Return the lines where the word "highlighted" occurs.

(RECORDS PROVIDED):
+++

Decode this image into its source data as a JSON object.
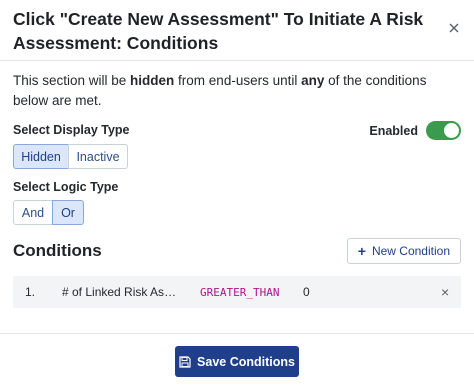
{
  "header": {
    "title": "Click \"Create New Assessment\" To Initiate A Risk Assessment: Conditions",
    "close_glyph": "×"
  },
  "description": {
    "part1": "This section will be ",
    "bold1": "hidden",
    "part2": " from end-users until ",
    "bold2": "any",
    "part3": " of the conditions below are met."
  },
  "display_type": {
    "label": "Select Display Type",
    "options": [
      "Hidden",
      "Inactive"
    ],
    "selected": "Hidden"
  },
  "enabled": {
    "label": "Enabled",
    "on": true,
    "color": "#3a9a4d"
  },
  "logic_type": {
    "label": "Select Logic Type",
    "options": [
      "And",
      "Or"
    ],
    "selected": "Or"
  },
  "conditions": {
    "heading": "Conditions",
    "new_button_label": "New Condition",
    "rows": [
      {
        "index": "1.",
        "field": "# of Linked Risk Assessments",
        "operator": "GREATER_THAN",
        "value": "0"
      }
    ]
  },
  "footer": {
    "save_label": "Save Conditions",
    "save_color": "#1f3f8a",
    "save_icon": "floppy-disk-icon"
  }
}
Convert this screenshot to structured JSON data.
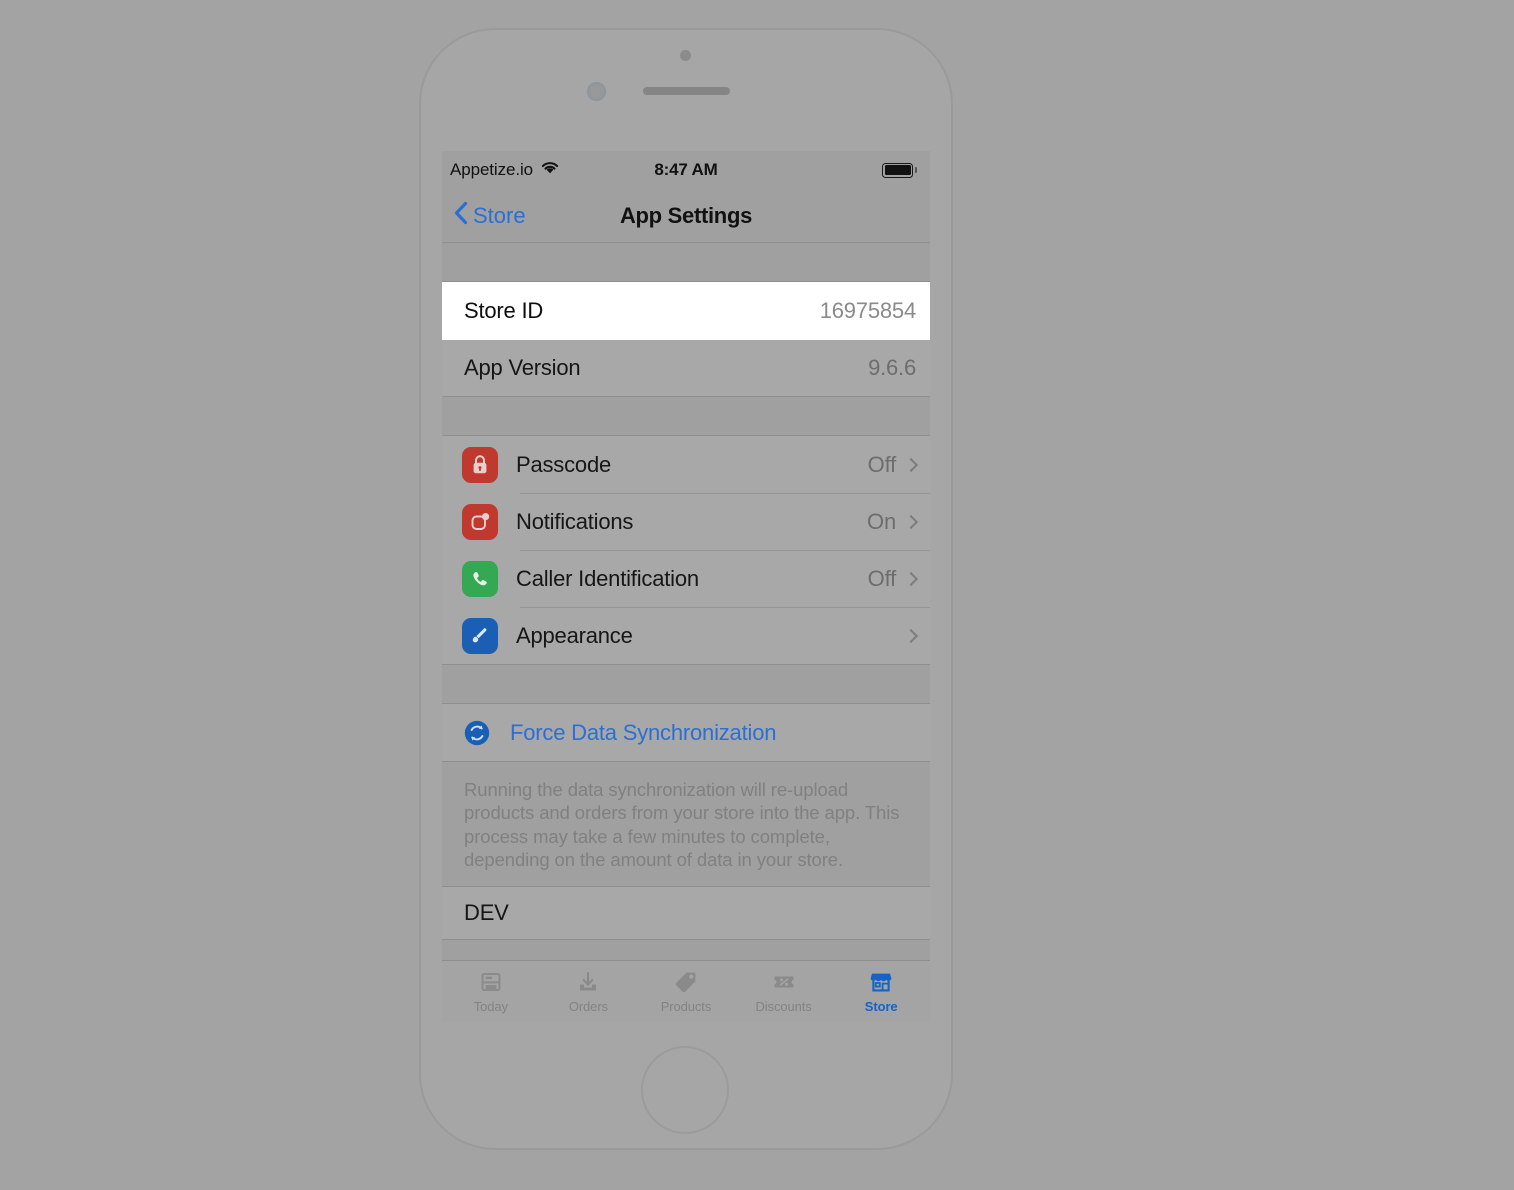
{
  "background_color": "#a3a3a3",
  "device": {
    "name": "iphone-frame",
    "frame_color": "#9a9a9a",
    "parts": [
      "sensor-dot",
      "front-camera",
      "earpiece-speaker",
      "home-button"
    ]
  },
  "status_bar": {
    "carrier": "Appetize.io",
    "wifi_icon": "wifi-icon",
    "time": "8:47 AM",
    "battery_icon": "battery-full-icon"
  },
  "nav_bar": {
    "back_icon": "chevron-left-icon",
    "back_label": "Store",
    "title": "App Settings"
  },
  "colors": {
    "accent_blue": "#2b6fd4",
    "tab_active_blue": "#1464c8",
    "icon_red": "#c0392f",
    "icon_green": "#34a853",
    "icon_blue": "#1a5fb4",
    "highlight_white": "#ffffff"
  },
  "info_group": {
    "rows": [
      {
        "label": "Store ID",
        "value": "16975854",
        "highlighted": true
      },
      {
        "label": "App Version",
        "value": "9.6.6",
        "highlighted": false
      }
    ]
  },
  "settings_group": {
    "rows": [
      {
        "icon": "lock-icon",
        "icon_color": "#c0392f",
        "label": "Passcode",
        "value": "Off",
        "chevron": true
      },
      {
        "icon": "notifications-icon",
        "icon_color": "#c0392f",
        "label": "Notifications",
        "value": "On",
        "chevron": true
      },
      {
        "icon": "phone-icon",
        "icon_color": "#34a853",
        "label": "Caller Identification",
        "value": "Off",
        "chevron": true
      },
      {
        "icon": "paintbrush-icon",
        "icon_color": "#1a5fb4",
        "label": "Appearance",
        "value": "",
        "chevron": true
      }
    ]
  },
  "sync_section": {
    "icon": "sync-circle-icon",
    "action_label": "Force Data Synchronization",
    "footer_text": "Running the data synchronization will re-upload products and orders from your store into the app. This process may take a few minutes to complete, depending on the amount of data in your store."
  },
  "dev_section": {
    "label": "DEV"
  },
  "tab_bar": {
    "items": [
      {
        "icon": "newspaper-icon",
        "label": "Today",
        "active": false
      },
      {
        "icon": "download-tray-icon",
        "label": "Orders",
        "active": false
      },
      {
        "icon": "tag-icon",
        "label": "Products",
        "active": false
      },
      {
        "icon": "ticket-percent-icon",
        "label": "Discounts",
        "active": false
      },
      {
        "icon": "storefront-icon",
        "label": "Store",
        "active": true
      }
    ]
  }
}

+++

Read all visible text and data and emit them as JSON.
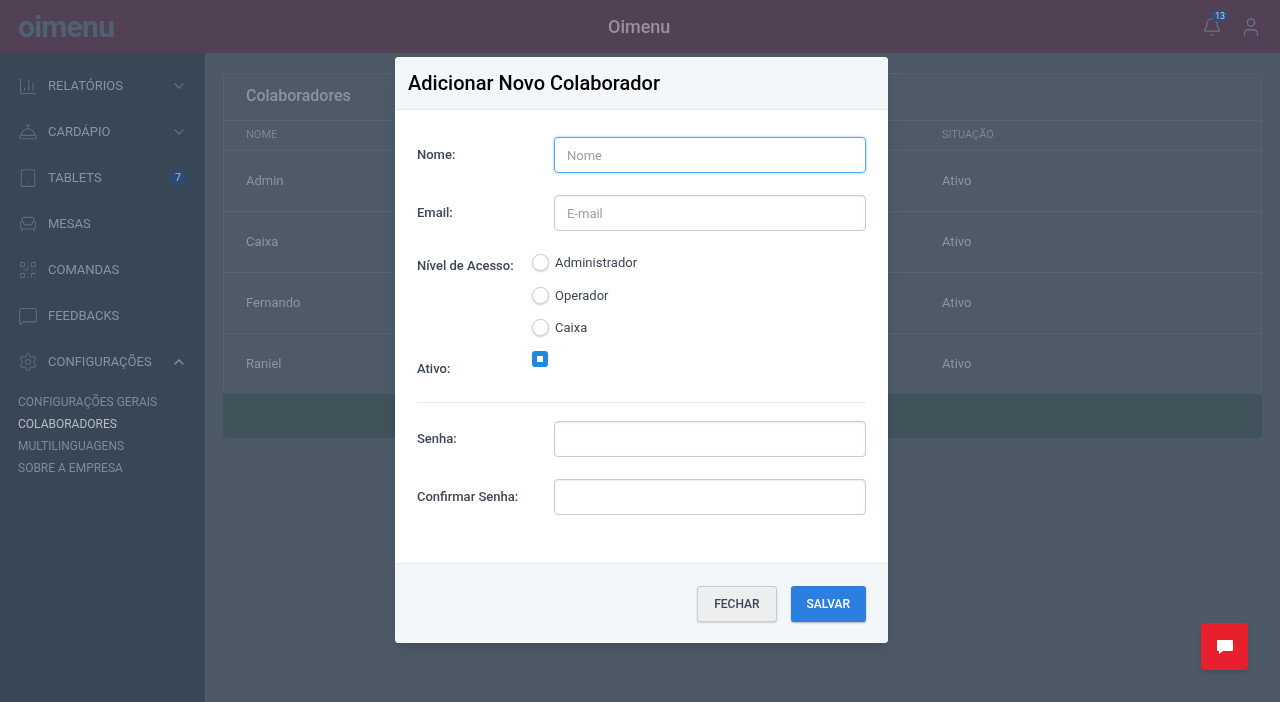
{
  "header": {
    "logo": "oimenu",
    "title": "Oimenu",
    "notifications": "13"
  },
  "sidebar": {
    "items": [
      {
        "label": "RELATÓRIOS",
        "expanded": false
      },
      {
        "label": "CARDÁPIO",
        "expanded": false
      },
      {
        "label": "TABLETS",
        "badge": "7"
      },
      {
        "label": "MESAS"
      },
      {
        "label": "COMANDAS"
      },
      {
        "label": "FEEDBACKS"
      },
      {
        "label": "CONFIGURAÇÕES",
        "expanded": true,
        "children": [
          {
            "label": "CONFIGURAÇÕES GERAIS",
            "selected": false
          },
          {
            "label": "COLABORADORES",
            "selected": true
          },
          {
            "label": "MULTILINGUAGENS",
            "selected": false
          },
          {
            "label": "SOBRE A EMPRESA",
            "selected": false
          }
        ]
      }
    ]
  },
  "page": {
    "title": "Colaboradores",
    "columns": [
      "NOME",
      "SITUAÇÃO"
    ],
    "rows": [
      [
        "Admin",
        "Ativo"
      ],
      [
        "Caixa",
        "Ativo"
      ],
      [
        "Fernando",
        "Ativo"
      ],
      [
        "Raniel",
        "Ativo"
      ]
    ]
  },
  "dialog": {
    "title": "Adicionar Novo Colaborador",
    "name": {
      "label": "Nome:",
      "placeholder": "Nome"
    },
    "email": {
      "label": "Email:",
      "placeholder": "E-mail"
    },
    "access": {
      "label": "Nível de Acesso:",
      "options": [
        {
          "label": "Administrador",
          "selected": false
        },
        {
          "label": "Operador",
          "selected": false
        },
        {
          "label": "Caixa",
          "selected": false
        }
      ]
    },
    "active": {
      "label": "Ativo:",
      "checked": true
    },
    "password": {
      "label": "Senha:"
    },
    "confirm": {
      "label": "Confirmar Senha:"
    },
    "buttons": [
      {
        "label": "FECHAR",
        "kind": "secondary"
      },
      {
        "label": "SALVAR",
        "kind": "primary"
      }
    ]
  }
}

+++

(WORKED SOLUTION):
        "highlighted": true
        "highlighted": false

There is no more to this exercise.